__What you will do__:
Find every line with the word "weeks" and report how many there are, without any other text.

Start of Source data

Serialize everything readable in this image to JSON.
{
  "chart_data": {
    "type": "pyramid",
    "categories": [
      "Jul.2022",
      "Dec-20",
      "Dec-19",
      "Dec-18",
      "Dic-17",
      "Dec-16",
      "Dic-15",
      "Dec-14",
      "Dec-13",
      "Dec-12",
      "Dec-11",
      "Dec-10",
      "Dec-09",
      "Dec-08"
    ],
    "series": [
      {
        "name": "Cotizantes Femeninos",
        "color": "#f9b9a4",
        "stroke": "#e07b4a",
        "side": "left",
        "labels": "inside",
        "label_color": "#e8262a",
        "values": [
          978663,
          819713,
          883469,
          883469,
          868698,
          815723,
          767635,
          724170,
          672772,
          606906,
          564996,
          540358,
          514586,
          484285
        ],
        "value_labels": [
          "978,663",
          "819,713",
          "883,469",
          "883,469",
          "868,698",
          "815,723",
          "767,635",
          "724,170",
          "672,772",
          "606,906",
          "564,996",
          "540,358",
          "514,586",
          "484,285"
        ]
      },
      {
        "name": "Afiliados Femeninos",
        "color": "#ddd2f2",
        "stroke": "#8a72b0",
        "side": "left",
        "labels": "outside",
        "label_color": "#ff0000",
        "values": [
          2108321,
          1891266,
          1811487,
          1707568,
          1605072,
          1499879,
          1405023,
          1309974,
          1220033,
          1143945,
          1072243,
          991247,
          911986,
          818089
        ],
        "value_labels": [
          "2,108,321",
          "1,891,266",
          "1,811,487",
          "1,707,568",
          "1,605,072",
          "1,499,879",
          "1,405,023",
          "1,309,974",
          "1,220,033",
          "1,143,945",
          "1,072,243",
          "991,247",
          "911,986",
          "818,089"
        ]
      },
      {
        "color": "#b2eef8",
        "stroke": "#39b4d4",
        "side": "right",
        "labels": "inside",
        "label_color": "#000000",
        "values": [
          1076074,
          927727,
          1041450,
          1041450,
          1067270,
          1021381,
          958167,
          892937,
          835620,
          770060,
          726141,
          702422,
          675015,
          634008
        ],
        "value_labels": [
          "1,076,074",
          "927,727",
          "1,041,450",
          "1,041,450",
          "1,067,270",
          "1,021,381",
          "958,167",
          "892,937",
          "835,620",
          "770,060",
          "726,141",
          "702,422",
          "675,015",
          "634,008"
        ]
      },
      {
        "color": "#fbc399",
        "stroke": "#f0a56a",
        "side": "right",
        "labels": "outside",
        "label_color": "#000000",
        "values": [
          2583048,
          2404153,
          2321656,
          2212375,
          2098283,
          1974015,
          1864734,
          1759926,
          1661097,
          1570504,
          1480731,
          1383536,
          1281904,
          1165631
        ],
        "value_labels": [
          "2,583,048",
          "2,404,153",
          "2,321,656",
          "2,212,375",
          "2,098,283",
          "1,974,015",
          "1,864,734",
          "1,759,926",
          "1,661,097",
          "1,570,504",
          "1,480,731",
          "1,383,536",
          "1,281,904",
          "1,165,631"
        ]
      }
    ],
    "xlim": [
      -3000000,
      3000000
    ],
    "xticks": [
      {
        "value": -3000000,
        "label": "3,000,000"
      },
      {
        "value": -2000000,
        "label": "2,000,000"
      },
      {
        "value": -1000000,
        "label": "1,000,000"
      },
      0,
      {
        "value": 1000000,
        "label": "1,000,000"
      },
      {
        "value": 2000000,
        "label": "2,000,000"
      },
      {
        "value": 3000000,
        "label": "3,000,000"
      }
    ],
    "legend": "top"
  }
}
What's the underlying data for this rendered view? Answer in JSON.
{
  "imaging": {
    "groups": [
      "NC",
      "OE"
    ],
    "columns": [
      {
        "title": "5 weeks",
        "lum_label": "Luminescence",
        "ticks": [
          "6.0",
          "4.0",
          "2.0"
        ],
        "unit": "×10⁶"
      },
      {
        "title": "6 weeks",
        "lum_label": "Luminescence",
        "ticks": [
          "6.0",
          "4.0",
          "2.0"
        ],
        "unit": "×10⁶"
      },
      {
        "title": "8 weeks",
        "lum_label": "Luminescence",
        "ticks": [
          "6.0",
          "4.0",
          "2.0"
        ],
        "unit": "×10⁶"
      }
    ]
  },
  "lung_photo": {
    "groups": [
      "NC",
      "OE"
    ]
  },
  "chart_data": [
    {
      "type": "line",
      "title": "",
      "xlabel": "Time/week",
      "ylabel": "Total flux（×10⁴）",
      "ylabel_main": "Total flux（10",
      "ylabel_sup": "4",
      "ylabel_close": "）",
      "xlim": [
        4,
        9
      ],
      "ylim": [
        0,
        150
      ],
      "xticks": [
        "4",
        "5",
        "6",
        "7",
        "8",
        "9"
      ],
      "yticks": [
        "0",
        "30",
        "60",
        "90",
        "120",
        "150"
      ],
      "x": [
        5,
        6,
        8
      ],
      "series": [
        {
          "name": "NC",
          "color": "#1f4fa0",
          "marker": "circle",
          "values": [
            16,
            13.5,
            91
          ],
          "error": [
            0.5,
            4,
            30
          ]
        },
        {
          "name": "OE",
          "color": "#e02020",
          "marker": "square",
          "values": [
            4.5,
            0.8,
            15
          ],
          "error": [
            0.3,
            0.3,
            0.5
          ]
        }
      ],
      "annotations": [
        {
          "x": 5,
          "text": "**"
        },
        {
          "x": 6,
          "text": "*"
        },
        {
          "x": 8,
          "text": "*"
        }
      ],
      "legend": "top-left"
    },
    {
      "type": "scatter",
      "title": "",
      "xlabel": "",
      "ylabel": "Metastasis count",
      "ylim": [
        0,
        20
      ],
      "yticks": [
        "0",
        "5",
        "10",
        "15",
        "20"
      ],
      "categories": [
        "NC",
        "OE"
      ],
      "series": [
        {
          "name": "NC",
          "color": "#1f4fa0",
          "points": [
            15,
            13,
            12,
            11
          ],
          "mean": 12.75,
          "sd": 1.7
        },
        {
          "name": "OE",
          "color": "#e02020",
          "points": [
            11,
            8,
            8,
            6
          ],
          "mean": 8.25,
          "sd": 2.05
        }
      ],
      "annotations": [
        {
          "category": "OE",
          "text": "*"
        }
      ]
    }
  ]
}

End of Source data

__Full solution__:
3